What this task involves: Identify each line holding the string "color" and copy it.

::::::::::

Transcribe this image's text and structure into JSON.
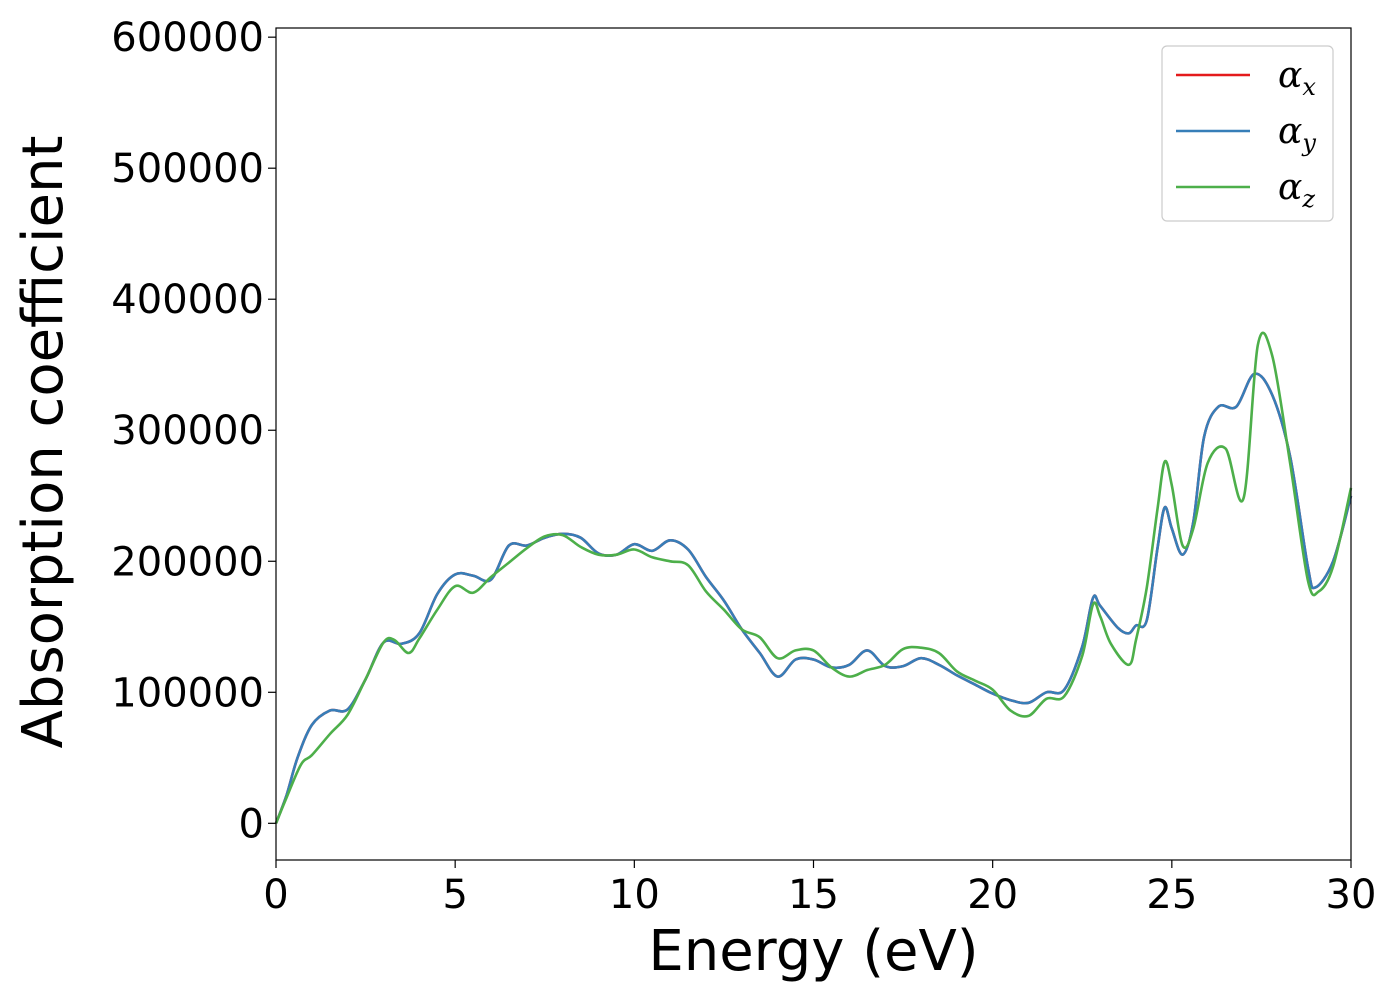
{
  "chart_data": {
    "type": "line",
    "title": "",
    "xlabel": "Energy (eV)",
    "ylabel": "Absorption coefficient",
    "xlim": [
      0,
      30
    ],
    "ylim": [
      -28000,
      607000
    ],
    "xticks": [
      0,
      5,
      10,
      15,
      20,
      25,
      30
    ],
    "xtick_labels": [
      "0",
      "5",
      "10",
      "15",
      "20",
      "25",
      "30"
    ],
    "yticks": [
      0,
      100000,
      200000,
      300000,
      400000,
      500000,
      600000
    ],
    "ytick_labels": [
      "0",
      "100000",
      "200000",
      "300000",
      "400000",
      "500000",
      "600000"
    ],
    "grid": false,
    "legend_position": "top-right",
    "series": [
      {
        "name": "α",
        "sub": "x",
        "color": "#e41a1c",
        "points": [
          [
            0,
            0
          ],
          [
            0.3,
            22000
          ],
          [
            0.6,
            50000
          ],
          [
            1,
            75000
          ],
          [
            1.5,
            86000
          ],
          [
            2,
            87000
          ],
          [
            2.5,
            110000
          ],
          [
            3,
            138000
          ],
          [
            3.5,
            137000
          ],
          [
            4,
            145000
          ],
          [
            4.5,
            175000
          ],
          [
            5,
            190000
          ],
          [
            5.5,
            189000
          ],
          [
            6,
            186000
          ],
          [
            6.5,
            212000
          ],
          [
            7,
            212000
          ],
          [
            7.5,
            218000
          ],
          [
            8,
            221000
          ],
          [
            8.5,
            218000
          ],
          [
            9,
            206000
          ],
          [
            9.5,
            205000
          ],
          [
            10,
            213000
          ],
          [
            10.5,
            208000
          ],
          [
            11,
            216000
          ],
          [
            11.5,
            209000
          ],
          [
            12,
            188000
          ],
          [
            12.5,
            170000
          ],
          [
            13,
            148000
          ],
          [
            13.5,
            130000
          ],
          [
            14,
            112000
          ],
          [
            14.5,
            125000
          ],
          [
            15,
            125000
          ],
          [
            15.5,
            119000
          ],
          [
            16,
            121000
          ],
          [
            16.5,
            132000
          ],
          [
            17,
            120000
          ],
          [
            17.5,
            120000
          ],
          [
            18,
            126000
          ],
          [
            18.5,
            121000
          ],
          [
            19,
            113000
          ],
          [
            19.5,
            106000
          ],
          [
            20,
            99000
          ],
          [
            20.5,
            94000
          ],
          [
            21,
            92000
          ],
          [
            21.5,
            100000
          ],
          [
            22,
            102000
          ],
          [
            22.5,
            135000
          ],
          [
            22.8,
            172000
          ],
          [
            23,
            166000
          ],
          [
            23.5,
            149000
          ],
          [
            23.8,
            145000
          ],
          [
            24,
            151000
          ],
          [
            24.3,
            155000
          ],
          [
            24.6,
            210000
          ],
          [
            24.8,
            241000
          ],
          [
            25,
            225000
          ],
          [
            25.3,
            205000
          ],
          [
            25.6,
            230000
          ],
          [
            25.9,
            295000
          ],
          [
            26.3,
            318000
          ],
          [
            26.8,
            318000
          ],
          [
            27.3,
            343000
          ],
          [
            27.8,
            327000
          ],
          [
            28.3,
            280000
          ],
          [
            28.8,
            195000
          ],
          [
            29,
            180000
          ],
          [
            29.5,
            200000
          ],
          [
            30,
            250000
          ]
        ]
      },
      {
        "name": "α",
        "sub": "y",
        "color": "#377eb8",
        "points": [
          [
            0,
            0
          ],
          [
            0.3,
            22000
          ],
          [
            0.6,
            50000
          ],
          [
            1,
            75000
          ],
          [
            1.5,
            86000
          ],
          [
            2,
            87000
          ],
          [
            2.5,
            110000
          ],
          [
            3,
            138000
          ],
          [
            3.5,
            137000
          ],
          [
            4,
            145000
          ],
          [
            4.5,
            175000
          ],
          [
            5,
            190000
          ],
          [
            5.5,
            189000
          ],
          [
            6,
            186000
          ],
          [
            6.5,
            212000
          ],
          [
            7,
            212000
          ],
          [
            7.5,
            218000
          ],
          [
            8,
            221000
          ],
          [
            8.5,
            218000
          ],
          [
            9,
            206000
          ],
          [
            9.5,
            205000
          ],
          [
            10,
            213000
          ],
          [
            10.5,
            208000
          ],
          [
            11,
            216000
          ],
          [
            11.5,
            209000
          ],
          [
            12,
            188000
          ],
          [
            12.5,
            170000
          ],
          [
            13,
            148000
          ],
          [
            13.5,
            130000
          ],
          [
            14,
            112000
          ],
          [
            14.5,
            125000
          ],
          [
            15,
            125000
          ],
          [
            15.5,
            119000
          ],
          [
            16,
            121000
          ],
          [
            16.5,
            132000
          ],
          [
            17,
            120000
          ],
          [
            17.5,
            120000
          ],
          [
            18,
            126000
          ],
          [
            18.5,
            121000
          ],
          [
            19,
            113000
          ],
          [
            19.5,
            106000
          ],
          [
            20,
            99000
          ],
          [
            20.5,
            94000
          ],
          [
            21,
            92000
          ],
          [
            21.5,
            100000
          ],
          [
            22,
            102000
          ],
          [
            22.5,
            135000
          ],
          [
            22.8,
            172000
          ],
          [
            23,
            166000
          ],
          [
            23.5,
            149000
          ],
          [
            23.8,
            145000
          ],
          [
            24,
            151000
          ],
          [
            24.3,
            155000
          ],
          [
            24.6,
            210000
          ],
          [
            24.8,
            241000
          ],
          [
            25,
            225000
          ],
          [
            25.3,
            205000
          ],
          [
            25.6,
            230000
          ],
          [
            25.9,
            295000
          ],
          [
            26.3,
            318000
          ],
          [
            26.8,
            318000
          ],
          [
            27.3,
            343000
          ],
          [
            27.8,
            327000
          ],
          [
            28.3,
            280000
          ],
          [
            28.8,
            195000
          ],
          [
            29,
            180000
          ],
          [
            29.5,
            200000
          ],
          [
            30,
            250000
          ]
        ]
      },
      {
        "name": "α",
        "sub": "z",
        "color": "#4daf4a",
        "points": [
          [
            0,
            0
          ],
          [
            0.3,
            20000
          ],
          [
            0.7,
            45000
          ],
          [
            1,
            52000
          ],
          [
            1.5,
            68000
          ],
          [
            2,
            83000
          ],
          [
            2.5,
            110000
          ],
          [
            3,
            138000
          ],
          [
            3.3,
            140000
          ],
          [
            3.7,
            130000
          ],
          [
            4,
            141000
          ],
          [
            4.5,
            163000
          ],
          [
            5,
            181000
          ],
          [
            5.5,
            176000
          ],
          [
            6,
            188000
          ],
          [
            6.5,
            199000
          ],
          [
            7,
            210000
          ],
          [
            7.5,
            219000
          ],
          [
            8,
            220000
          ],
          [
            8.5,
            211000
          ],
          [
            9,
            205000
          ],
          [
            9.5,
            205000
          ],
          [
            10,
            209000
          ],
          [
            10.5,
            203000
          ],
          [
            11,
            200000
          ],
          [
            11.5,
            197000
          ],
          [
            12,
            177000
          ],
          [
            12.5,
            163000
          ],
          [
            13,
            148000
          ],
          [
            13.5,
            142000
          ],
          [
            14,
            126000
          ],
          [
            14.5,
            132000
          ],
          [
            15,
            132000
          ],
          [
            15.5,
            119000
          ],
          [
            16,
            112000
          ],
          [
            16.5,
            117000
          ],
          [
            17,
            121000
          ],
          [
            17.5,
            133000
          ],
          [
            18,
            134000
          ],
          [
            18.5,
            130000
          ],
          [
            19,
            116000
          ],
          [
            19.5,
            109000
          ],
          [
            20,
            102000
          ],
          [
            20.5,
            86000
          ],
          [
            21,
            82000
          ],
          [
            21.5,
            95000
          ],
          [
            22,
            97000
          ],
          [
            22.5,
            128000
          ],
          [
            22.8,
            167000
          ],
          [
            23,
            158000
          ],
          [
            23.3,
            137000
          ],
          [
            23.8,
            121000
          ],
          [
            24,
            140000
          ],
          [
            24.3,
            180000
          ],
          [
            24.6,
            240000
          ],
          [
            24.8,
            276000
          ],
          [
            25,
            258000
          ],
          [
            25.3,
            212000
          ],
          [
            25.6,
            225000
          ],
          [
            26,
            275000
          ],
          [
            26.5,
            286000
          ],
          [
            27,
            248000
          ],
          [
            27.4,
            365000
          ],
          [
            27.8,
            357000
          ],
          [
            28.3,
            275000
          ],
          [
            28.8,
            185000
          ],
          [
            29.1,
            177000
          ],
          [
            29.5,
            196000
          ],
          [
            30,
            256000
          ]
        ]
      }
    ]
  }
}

::::::::::

Result below:
        "color": "#e41a1c",
        "color": "#377eb8",
        "color": "#4daf4a",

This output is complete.